### Records
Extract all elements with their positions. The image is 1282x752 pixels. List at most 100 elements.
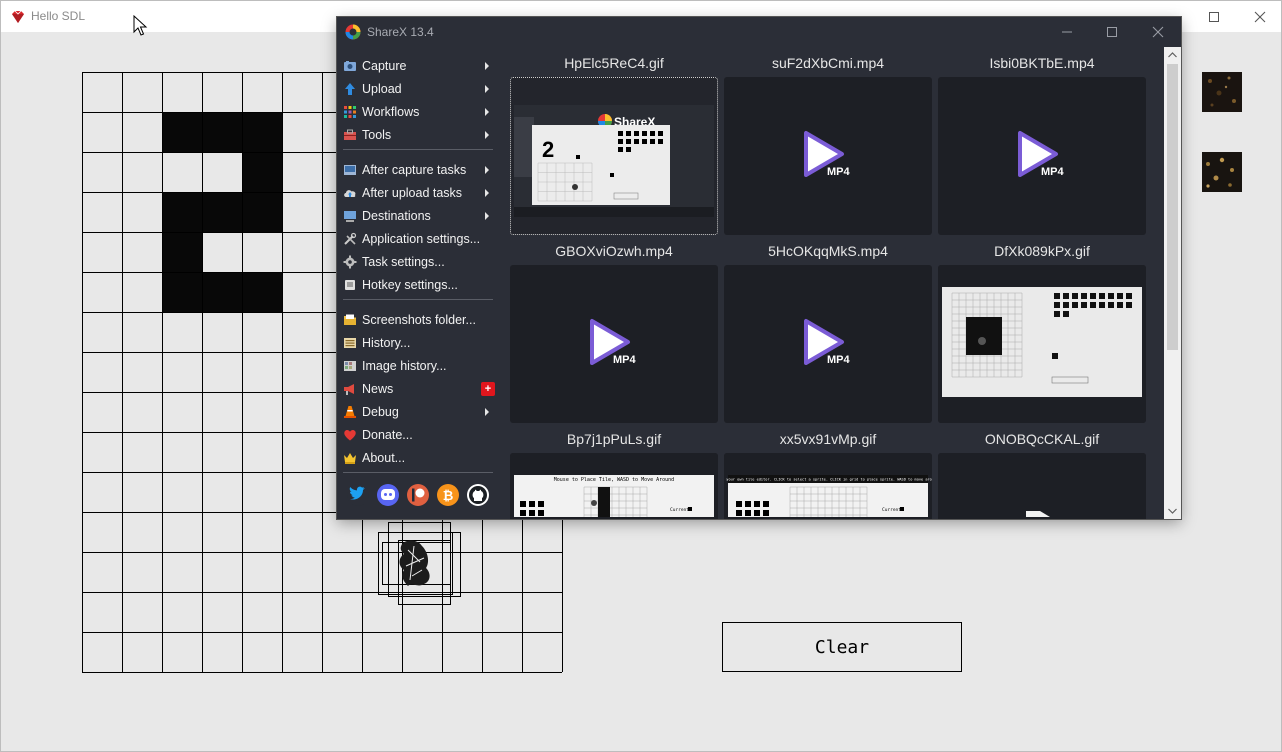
thumbnail-filename[interactable]: 5HcOKqqMkS.mp4	[724, 243, 932, 259]
crown-icon	[343, 451, 357, 465]
filled-tile[interactable]	[242, 112, 282, 152]
sharex-minimize-button[interactable]	[1044, 17, 1090, 47]
thumbnail-item[interactable]: xx5vx91vMp.gif Roll your own tile editor.…	[724, 423, 932, 519]
filled-tile[interactable]	[242, 152, 282, 192]
mouse-cursor-icon	[133, 15, 148, 36]
submenu-arrow-icon	[485, 189, 489, 197]
clear-button[interactable]: Clear	[722, 622, 962, 672]
thumbnail-preview[interactable]: Mouse to Place Tile, WASD to Move Around…	[510, 453, 718, 519]
thumbnail-preview[interactable]: ShareX 2	[510, 77, 718, 235]
menu-item-news[interactable]: News +	[343, 378, 495, 400]
thumbnail-filename[interactable]: HpElc5ReC4.gif	[510, 55, 718, 71]
sharex-scrollbar[interactable]	[1164, 47, 1181, 519]
menu-item-debug[interactable]: Debug	[343, 401, 495, 423]
palette-sprite-2[interactable]	[1202, 152, 1242, 192]
scroll-up-icon[interactable]	[1168, 52, 1177, 58]
thumbnail-image: Roll your own tile editor. CLICK to sele…	[724, 453, 932, 517]
menu-item-hotkey-settings[interactable]: Hotkey settings...	[343, 274, 495, 296]
thumbnail-preview[interactable]: Roll your own tile editor. CLICK to sele…	[724, 453, 932, 519]
filled-tile[interactable]	[202, 192, 242, 232]
submenu-arrow-icon	[485, 131, 489, 139]
cloud-upload-icon	[343, 186, 357, 200]
sharex-maximize-button[interactable]	[1089, 17, 1135, 47]
thumbnail-item[interactable]: Bp7j1pPuLs.gif Mouse to Place Tile, WASD …	[510, 423, 718, 519]
thumbnail-item[interactable]: GBOXviOzwh.mp4 MP4	[510, 235, 718, 423]
menu-item-screenshots-folder[interactable]: Screenshots folder...	[343, 309, 495, 331]
discord-icon[interactable]	[377, 484, 399, 506]
menu-item-after-capture-tasks[interactable]: After capture tasks	[343, 159, 495, 181]
menu-separator	[343, 472, 493, 473]
twitter-icon[interactable]	[347, 484, 369, 506]
thumbnail-preview[interactable]: MP4	[724, 265, 932, 423]
menu-item-upload[interactable]: Upload	[343, 78, 495, 100]
filled-tile[interactable]	[162, 232, 202, 272]
menu-item-about[interactable]: About...	[343, 447, 495, 469]
placed-sprite[interactable]	[378, 522, 464, 608]
sharex-close-button[interactable]	[1135, 17, 1181, 47]
menu-item-label: Workflows	[362, 105, 420, 119]
thumbnail-preview[interactable]	[938, 453, 1146, 519]
thumbnail-item[interactable]: Isbi0BKTbE.mp4 MP4	[938, 47, 1146, 235]
filled-tile[interactable]	[242, 272, 282, 312]
filled-tile[interactable]	[162, 192, 202, 232]
filled-tile[interactable]	[162, 272, 202, 312]
menu-item-task-settings[interactable]: Task settings...	[343, 251, 495, 273]
menu-item-label: Screenshots folder...	[362, 313, 476, 327]
thumbnail-filename[interactable]: Isbi0BKTbE.mp4	[938, 55, 1146, 71]
camera-icon	[343, 59, 357, 73]
thumbnail-preview[interactable]: MP4	[938, 77, 1146, 235]
scrollbar-thumb[interactable]	[1167, 64, 1178, 350]
thumbnail-item[interactable]: ONOBQcCKAL.gif	[938, 423, 1146, 519]
thumbnail-item[interactable]: suF2dXbCmi.mp4 MP4	[724, 47, 932, 235]
thumbnail-item[interactable]: 5HcOKqqMkS.mp4 MP4	[724, 235, 932, 423]
thumbnail-filename[interactable]: suF2dXbCmi.mp4	[724, 55, 932, 71]
thumbnail-preview[interactable]: MP4	[724, 77, 932, 235]
keyboard-key-icon	[343, 278, 357, 292]
sdl-close-button[interactable]	[1237, 1, 1282, 32]
github-icon[interactable]	[467, 484, 489, 506]
filled-tile[interactable]	[202, 112, 242, 152]
menu-item-label: Destinations	[362, 209, 431, 223]
menu-separator	[343, 149, 493, 150]
menu-item-label: Upload	[362, 82, 402, 96]
menu-item-tools[interactable]: Tools	[343, 124, 495, 146]
thumbnail-preview[interactable]	[938, 265, 1146, 423]
menu-item-label: Tools	[362, 128, 392, 142]
menu-item-destinations[interactable]: Destinations	[343, 205, 495, 227]
mp4-badge: MP4	[613, 354, 637, 366]
thumbnail-image	[938, 265, 1146, 423]
filled-tile[interactable]	[202, 272, 242, 312]
scroll-down-icon[interactable]	[1168, 508, 1177, 514]
menu-item-application-settings[interactable]: Application settings...	[343, 228, 495, 250]
workflows-grid-icon	[343, 105, 357, 119]
menu-item-workflows[interactable]: Workflows	[343, 101, 495, 123]
wrench-screwdriver-icon	[343, 232, 357, 246]
mp4-play-icon: MP4	[804, 131, 851, 178]
filled-tile[interactable]	[242, 192, 282, 232]
close-icon	[1254, 11, 1266, 22]
sharex-titlebar[interactable]: ShareX 13.4	[337, 17, 1181, 47]
menu-item-after-upload-tasks[interactable]: After upload tasks	[343, 182, 495, 204]
menu-item-history[interactable]: History...	[343, 332, 495, 354]
filled-tile[interactable]	[162, 112, 202, 152]
bitcoin-icon[interactable]: ₿	[437, 484, 459, 506]
thumbnail-filename[interactable]: GBOXviOzwh.mp4	[510, 243, 718, 259]
gem-app-icon	[12, 10, 24, 23]
sharex-thumbnail-view: HpElc5ReC4.gif ShareX 2 suF2dXbCmi.mp4 MP4 Is…	[507, 47, 1167, 519]
palette-sprite-1[interactable]	[1202, 72, 1242, 112]
thumbnail-item[interactable]: DfXk089kPx.gif	[938, 235, 1146, 423]
thumbnail-preview[interactable]: MP4	[510, 265, 718, 423]
patreon-icon[interactable]	[407, 484, 429, 506]
menu-item-donate[interactable]: Donate...	[343, 424, 495, 446]
thumbnail-item[interactable]: HpElc5ReC4.gif ShareX 2	[510, 47, 718, 235]
thumbnail-filename[interactable]: DfXk089kPx.gif	[938, 243, 1146, 259]
menu-item-image-history[interactable]: Image history...	[343, 355, 495, 377]
menu-item-capture[interactable]: Capture	[343, 55, 495, 77]
thumbnail-filename[interactable]: Bp7j1pPuLs.gif	[510, 431, 718, 447]
sdl-maximize-button[interactable]	[1191, 1, 1237, 32]
mp4-play-icon: MP4	[590, 319, 637, 366]
thumbnail-filename[interactable]: xx5vx91vMp.gif	[724, 431, 932, 447]
menu-item-label: Application settings...	[362, 232, 481, 246]
sharex-window: ShareX 13.4 Capture Upload Workflows Tools A…	[337, 17, 1181, 519]
thumbnail-filename[interactable]: ONOBQcCKAL.gif	[938, 431, 1146, 447]
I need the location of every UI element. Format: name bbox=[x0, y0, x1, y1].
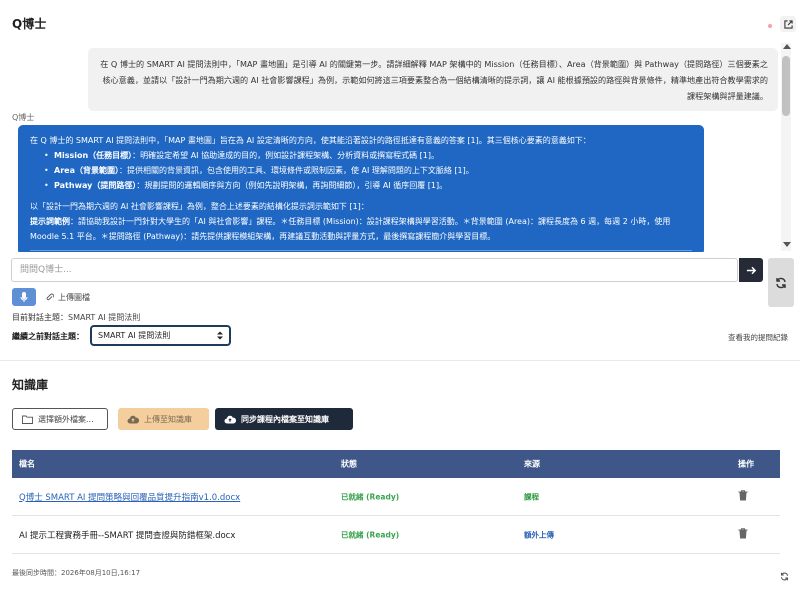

### Exercise brief
Render each line of the records above as a Markdown table with two columns, No. and Text, numbering the rows in order and skipping any blank lines. Leave the pictures out.

### Solution to this task
| No. | Text |
|---|---|
| 1 | Extract all elements with their positions. The image is 1282x752 pixels. List at most 100 elements. |
| 2 | thumbnail-filename[interactable]: 5HcOKqqMkS.mp4	[724, 243, 932, 259] |
| 3 | crown-icon	[343, 451, 357, 465] |
| 4 | filled-tile[interactable]	[242, 112, 282, 152] |
| 5 | sharex-minimize-button[interactable]	[1044, 17, 1090, 47] |
| 6 | thumbnail-item[interactable]: xx5vx91vMp.gif Roll your own tile editor.…	[724, 423, 932, 519] |
| 7 | filled-tile[interactable]	[242, 152, 282, 192] |
| 8 | mouse-cursor-icon	[133, 15, 148, 36] |
| 9 | submenu-arrow-icon	[485, 189, 489, 197] |
| 10 | clear-button[interactable]: Clear	[722, 622, 962, 672] |
| 11 | thumbnail-preview[interactable]: Mouse to Place Tile, WASD to Move Around…	[510, 453, 718, 519] |
| 12 | thumbnail-preview[interactable]: ShareX 2	[510, 77, 718, 235] |
| 13 | menu-item-news[interactable]: News +	[343, 378, 495, 400] |
| 14 | thumbnail-filename[interactable]: HpElc5ReC4.gif	[510, 55, 718, 71] |
| 15 | sharex-scrollbar[interactable]	[1164, 47, 1181, 519] |
| 16 | menu-item-debug[interactable]: Debug	[343, 401, 495, 423] |
| 17 | palette-sprite-2[interactable]	[1202, 152, 1242, 192] |
| 18 | scroll-up-icon[interactable]	[1168, 52, 1177, 58] |
| 19 | thumbnail-image: Roll your own tile editor. CLICK to sele…	[724, 453, 932, 517] |
| 20 | menu-item-hotkey-settings[interactable]: Hotkey settings...	[343, 274, 495, 296] |
| 21 | thumbnail-preview[interactable]: Roll your own tile editor. CLICK to sele…	[724, 453, 932, 519] |
| 22 | filled-tile[interactable]	[202, 192, 242, 232] |
| 23 | submenu-arrow-icon	[485, 131, 489, 139] |
| 24 | cloud-upload-icon	[343, 186, 357, 200] |
| 25 | sharex-maximize-button[interactable]	[1089, 17, 1135, 47] |
| 26 | thumbnail-item[interactable]: Bp7j1pPuLs.gif Mouse to Place Tile, WASD …	[510, 423, 718, 519] |
| 27 | thumbnail-item[interactable]: GBOXviOzwh.mp4 MP4	[510, 235, 718, 423] |
| 28 | menu-item-screenshots-folder[interactable]: Screenshots folder...	[343, 309, 495, 331] |
| 29 | discord-icon[interactable]	[377, 484, 399, 506] |
| 30 | menu-item-after-capture-tasks[interactable]: After capture tasks	[343, 159, 495, 181] |
| 31 | menu-separator	[343, 472, 493, 473] |
| 32 | twitter-icon[interactable]	[347, 484, 369, 506] |
| 33 | thumbnail-preview[interactable]: MP4	[724, 265, 932, 423] |
| 34 | menu-item-upload[interactable]: Upload	[343, 78, 495, 100] |
| 35 | filled-tile[interactable]	[162, 232, 202, 272] |
| 36 | menu-item-about[interactable]: About...	[343, 447, 495, 469] |
| 37 | placed-sprite[interactable]	[378, 522, 464, 608] |
| 38 | sharex-close-button[interactable]	[1135, 17, 1181, 47] |
| 39 | menu-item-label: Workflows	[362, 105, 420, 119] |
| 40 | thumbnail-preview[interactable]	[938, 453, 1146, 519] |
| 41 | thumbnail-item[interactable]: Isbi0BKTbE.mp4 MP4	[938, 47, 1146, 235] |
| 42 | filled-tile[interactable]	[242, 272, 282, 312] |
| 43 | filled-tile[interactable]	[162, 192, 202, 232] |
| 44 | filled-tile[interactable]	[162, 272, 202, 312] |
| 45 | menu-item-task-settings[interactable]: Task settings...	[343, 251, 495, 273] |
| 46 | menu-item-label: Screenshots folder...	[362, 313, 476, 327] |
| 47 | thumbnail-filename[interactable]: Isbi0BKTbE.mp4	[938, 55, 1146, 71] |
| 48 | camera-icon	[343, 59, 357, 73] |
| 49 | thumbnail-preview[interactable]: MP4	[938, 77, 1146, 235] |
| 50 | scrollbar-thumb[interactable]	[1167, 64, 1178, 350] |
| 51 | thumbnail-item[interactable]: ONOBQcCKAL.gif	[938, 423, 1146, 519] |
| 52 | thumbnail-item[interactable]: suF2dXbCmi.mp4 MP4	[724, 47, 932, 235] |
| 53 | thumbnail-item[interactable]: 5HcOKqqMkS.mp4 MP4	[724, 235, 932, 423] |
| 54 | thumbnail-filename[interactable]: suF2dXbCmi.mp4	[724, 55, 932, 71] |
| 55 | thumbnail-preview[interactable]: MP4	[724, 77, 932, 235] |
| 56 | keyboard-key-icon	[343, 278, 357, 292] |
| 57 | sdl-close-button[interactable]	[1237, 1, 1282, 32] |
| 58 | github-icon[interactable]	[467, 484, 489, 506] |
| 59 | filled-tile[interactable]	[202, 112, 242, 152] |
| 60 | menu-item-label: Destinations	[362, 209, 431, 223] |
| 61 | menu-separator	[343, 149, 493, 150] |
| 62 | menu-item-label: Upload	[362, 82, 402, 96] |
| 63 | menu-item-tools[interactable]: Tools	[343, 124, 495, 146] |
| 64 | thumbnail-preview[interactable]	[938, 265, 1146, 423] |
| 65 | menu-item-label: Tools	[362, 128, 392, 142] |
| 66 | menu-item-destinations[interactable]: Destinations	[343, 205, 495, 227] |
| 67 | mp4-badge: MP4	[613, 354, 637, 366] |
| 68 | thumbnail-image	[938, 265, 1146, 423] |
| 69 | filled-tile[interactable]	[202, 272, 242, 312] |
| 70 | scroll-down-icon[interactable]	[1168, 508, 1177, 514] |
| 71 | menu-item-application-settings[interactable]: Application settings...	[343, 228, 495, 250] |
| 72 | workflows-grid-icon	[343, 105, 357, 119] |
| 73 | menu-item-workflows[interactable]: Workflows	[343, 101, 495, 123] |
| 74 | wrench-screwdriver-icon	[343, 232, 357, 246] |
| 75 | mp4-play-icon: MP4	[804, 131, 851, 178] |
| 76 | filled-tile[interactable]	[242, 192, 282, 232] |
| 77 | close-icon	[1254, 11, 1266, 22] |
| 78 | sharex-titlebar[interactable]: ShareX 13.4	[337, 17, 1181, 47] |
| 79 | menu-item-after-upload-tasks[interactable]: After upload tasks	[343, 182, 495, 204] |
| 80 | menu-item-history[interactable]: History...	[343, 332, 495, 354] |
| 81 | filled-tile[interactable]	[162, 112, 202, 152] |
| 82 | bitcoin-icon[interactable]: ₿	[437, 484, 459, 506] |
| 83 | thumbnail-filename[interactable]: GBOXviOzwh.mp4	[510, 243, 718, 259] |
| 84 | gem-app-icon	[12, 10, 24, 23] |
| 85 | sharex-thumbnail-view: HpElc5ReC4.gif ShareX 2 suF2dXbCmi.mp4 MP4 Is…	[507, 47, 1167, 519] |
| 86 | palette-sprite-1[interactable]	[1202, 72, 1242, 112] |
| 87 | thumbnail-item[interactable]: DfXk089kPx.gif	[938, 235, 1146, 423] |
| 88 | thumbnail-preview[interactable]: MP4	[510, 265, 718, 423] |
| 89 | patreon-icon[interactable]	[407, 484, 429, 506] |
| 90 | menu-item-donate[interactable]: Donate...	[343, 424, 495, 446] |
| 91 | thumbnail-item[interactable]: HpElc5ReC4.gif ShareX 2	[510, 47, 718, 235] |
| 92 | thumbnail-filename[interactable]: DfXk089kPx.gif	[938, 243, 1146, 259] |
| 93 | menu-item-image-history[interactable]: Image history...	[343, 355, 495, 377] |
| 94 | menu-item-capture[interactable]: Capture	[343, 55, 495, 77] |
| 95 | thumbnail-filename[interactable]: Bp7j1pPuLs.gif	[510, 431, 718, 447] |
| 96 | sdl-maximize-button[interactable]	[1191, 1, 1237, 32] |
| 97 | mp4-play-icon: MP4	[590, 319, 637, 366] |
| 98 | thumbnail-filename[interactable]: xx5vx91vMp.gif	[724, 431, 932, 447] |
| 99 | menu-item-label: Application settings...	[362, 232, 481, 246] |
| 100 | sharex-window: ShareX 13.4 Capture Upload Workflows Tools A…	[337, 17, 1181, 519] |
| 101 | thumbnail-filename[interactable]: ONOBQcCKAL.gif	[938, 431, 1146, 447] |
| 102 | I need the location of every UI element. Format: name bbox=[x0, y0, x1, y1]. |